* Provided data:
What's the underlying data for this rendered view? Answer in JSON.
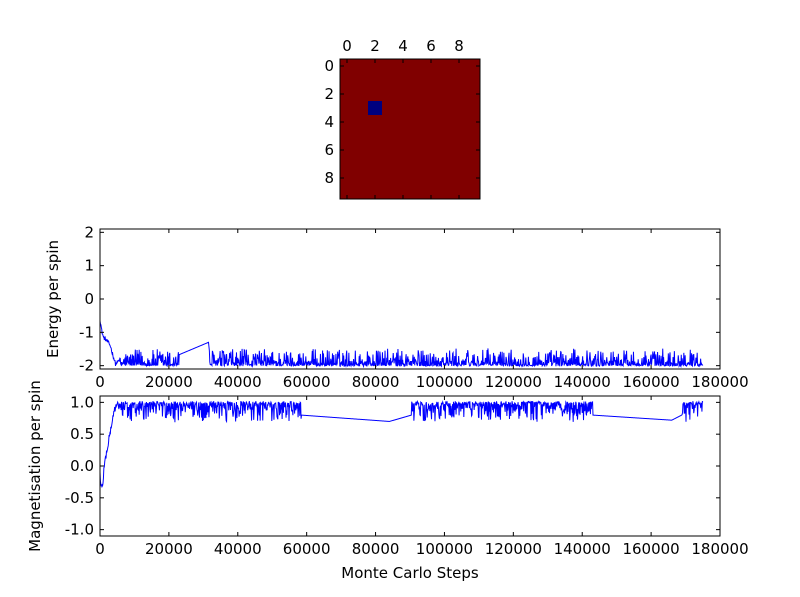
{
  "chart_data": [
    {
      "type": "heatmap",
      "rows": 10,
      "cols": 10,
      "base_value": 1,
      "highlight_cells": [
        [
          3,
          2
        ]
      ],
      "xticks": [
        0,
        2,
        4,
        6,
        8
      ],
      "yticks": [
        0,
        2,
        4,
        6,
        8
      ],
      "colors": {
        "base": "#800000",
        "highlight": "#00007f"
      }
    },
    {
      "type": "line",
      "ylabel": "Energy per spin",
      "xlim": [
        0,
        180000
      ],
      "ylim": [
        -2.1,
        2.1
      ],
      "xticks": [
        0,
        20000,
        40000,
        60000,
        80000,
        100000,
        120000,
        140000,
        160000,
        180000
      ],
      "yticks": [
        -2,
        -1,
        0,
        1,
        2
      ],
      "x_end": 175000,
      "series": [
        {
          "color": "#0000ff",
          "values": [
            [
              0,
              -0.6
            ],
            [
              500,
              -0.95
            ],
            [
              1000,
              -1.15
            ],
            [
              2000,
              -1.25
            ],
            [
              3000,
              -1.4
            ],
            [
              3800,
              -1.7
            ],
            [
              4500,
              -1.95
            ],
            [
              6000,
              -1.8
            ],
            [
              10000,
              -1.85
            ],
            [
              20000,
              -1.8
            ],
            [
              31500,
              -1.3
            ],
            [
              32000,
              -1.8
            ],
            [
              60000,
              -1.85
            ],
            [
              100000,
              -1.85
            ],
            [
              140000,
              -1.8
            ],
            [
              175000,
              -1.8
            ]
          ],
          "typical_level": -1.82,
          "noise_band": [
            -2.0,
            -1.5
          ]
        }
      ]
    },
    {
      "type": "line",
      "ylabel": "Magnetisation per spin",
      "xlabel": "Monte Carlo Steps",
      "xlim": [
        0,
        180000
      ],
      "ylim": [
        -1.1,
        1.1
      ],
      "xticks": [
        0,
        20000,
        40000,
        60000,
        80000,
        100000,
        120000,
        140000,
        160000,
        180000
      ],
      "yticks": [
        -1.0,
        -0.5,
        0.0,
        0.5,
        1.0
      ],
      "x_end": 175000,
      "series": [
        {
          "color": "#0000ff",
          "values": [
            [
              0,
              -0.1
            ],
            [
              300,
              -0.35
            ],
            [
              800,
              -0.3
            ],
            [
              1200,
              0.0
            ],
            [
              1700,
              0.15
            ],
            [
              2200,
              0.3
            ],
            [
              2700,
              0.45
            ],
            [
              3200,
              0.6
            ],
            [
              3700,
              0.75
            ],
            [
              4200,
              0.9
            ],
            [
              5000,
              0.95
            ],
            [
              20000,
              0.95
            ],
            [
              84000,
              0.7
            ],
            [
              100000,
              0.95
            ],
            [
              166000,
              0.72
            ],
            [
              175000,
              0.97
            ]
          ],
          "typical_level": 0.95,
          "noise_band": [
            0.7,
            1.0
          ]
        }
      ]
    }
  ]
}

* The request: Omitting all images, print the listing exactly.

* Finished exercise:
What's the underlying data for this rendered view? Answer in JSON.
{
  "chart_data": [
    {
      "type": "heatmap",
      "rows": 10,
      "cols": 10,
      "base_value": 1,
      "highlight_cells": [
        [
          3,
          2
        ]
      ],
      "xticks": [
        0,
        2,
        4,
        6,
        8
      ],
      "yticks": [
        0,
        2,
        4,
        6,
        8
      ],
      "colors": {
        "base": "#800000",
        "highlight": "#00007f"
      }
    },
    {
      "type": "line",
      "ylabel": "Energy per spin",
      "xlim": [
        0,
        180000
      ],
      "ylim": [
        -2.1,
        2.1
      ],
      "xticks": [
        0,
        20000,
        40000,
        60000,
        80000,
        100000,
        120000,
        140000,
        160000,
        180000
      ],
      "yticks": [
        -2,
        -1,
        0,
        1,
        2
      ],
      "x_end": 175000,
      "series": [
        {
          "color": "#0000ff",
          "values": [
            [
              0,
              -0.6
            ],
            [
              500,
              -0.95
            ],
            [
              1000,
              -1.15
            ],
            [
              2000,
              -1.25
            ],
            [
              3000,
              -1.4
            ],
            [
              3800,
              -1.7
            ],
            [
              4500,
              -1.95
            ],
            [
              6000,
              -1.8
            ],
            [
              10000,
              -1.85
            ],
            [
              20000,
              -1.8
            ],
            [
              31500,
              -1.3
            ],
            [
              32000,
              -1.8
            ],
            [
              60000,
              -1.85
            ],
            [
              100000,
              -1.85
            ],
            [
              140000,
              -1.8
            ],
            [
              175000,
              -1.8
            ]
          ],
          "typical_level": -1.82,
          "noise_band": [
            -2.0,
            -1.5
          ]
        }
      ]
    },
    {
      "type": "line",
      "ylabel": "Magnetisation per spin",
      "xlabel": "Monte Carlo Steps",
      "xlim": [
        0,
        180000
      ],
      "ylim": [
        -1.1,
        1.1
      ],
      "xticks": [
        0,
        20000,
        40000,
        60000,
        80000,
        100000,
        120000,
        140000,
        160000,
        180000
      ],
      "yticks": [
        -1.0,
        -0.5,
        0.0,
        0.5,
        1.0
      ],
      "x_end": 175000,
      "series": [
        {
          "color": "#0000ff",
          "values": [
            [
              0,
              -0.1
            ],
            [
              300,
              -0.35
            ],
            [
              800,
              -0.3
            ],
            [
              1200,
              0.0
            ],
            [
              1700,
              0.15
            ],
            [
              2200,
              0.3
            ],
            [
              2700,
              0.45
            ],
            [
              3200,
              0.6
            ],
            [
              3700,
              0.75
            ],
            [
              4200,
              0.9
            ],
            [
              5000,
              0.95
            ],
            [
              20000,
              0.95
            ],
            [
              84000,
              0.7
            ],
            [
              100000,
              0.95
            ],
            [
              166000,
              0.72
            ],
            [
              175000,
              0.97
            ]
          ],
          "typical_level": 0.95,
          "noise_band": [
            0.7,
            1.0
          ]
        }
      ]
    }
  ]
}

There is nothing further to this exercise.